**What this task involves:** Go through the data below and gather each line containing "дизайна".

start Data supplied

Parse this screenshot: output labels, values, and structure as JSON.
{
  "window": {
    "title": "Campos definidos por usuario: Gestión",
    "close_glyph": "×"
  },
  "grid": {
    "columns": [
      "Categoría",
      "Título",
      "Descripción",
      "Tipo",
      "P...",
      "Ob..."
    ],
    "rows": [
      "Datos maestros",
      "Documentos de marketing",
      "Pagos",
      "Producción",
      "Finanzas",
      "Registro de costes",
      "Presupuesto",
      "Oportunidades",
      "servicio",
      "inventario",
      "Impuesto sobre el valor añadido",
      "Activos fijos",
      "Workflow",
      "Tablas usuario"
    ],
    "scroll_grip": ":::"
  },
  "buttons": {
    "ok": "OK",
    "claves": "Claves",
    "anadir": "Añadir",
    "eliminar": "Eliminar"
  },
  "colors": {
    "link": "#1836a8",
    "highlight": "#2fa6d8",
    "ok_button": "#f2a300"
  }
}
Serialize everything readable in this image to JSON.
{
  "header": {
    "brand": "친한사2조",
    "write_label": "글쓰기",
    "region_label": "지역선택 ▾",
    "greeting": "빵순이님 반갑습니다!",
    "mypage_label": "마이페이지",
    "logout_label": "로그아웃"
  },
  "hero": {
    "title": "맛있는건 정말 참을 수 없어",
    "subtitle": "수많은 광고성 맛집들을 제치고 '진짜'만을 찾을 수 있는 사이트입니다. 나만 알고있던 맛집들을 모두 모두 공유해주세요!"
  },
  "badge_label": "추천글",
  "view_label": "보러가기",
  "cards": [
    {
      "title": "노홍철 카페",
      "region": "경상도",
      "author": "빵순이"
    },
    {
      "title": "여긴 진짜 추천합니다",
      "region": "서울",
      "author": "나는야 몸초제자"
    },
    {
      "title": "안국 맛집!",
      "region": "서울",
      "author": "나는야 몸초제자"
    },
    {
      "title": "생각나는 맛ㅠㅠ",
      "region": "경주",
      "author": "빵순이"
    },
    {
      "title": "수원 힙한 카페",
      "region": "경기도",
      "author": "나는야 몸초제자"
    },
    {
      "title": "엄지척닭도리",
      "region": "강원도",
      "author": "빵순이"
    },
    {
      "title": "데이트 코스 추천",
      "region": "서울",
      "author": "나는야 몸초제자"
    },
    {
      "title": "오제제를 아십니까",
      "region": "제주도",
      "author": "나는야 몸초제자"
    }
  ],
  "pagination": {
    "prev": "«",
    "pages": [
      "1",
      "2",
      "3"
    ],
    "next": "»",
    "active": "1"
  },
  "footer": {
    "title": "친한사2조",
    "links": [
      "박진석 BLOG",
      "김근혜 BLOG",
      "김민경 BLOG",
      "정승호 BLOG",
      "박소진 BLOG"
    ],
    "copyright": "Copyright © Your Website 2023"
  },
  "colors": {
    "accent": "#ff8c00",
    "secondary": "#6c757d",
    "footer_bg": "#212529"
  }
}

end Data supplied
start Data supplied

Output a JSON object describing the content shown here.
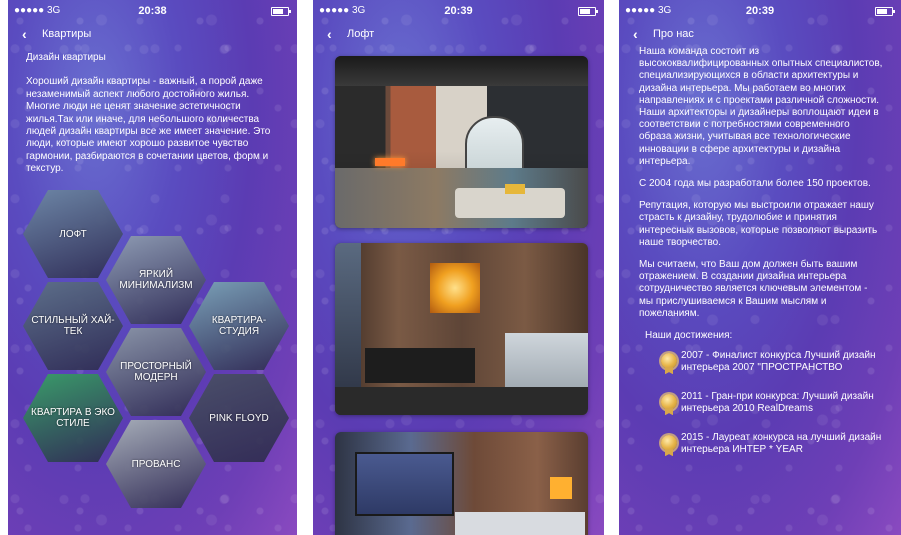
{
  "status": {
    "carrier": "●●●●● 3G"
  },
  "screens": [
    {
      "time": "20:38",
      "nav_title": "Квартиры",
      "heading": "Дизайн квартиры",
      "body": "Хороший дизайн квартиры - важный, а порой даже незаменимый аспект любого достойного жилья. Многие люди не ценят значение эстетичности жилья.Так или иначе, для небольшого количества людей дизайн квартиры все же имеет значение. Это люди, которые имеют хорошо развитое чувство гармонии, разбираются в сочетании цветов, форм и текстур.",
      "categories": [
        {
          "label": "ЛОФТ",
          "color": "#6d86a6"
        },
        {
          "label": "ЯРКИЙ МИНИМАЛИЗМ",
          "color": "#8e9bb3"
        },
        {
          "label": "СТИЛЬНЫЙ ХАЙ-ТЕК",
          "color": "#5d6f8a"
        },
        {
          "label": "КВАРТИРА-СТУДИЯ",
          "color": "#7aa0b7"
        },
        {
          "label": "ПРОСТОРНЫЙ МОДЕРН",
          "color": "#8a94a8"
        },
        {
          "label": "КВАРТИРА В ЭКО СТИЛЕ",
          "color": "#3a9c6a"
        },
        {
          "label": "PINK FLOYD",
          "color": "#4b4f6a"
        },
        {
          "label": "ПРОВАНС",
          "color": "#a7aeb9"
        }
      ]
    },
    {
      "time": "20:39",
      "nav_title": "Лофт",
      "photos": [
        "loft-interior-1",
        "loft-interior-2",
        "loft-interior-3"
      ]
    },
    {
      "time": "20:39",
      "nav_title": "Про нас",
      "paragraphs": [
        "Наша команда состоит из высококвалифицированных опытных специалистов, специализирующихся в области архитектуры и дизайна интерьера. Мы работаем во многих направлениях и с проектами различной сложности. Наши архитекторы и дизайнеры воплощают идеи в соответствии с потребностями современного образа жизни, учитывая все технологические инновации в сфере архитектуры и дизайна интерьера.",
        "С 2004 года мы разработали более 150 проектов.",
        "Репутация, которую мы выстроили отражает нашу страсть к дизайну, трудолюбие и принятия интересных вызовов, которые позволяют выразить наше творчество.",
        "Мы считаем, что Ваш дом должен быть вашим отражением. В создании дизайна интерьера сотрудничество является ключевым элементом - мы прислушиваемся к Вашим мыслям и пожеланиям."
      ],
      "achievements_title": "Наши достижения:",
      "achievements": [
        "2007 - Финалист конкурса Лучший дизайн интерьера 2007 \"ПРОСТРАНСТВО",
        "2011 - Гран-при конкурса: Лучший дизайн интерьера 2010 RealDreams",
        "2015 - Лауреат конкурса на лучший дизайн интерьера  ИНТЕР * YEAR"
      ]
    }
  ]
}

end Data supplied

**Full output:**
        "Наша команда состоит из высококвалифицированных опытных специалистов, специализирующихся в области архитектуры и дизайна интерьера. Мы работаем во многих направлениях и с проектами различной сложности. Наши архитекторы и дизайнеры воплощают идеи в соответствии с потребностями современного образа жизни, учитывая все технологические инновации в сфере архитектуры и дизайна интерьера.",
        "Мы считаем, что Ваш дом должен быть вашим отражением. В создании дизайна интерьера сотрудничество является ключевым элементом - мы прислушиваемся к Вашим мыслям и пожеланиям."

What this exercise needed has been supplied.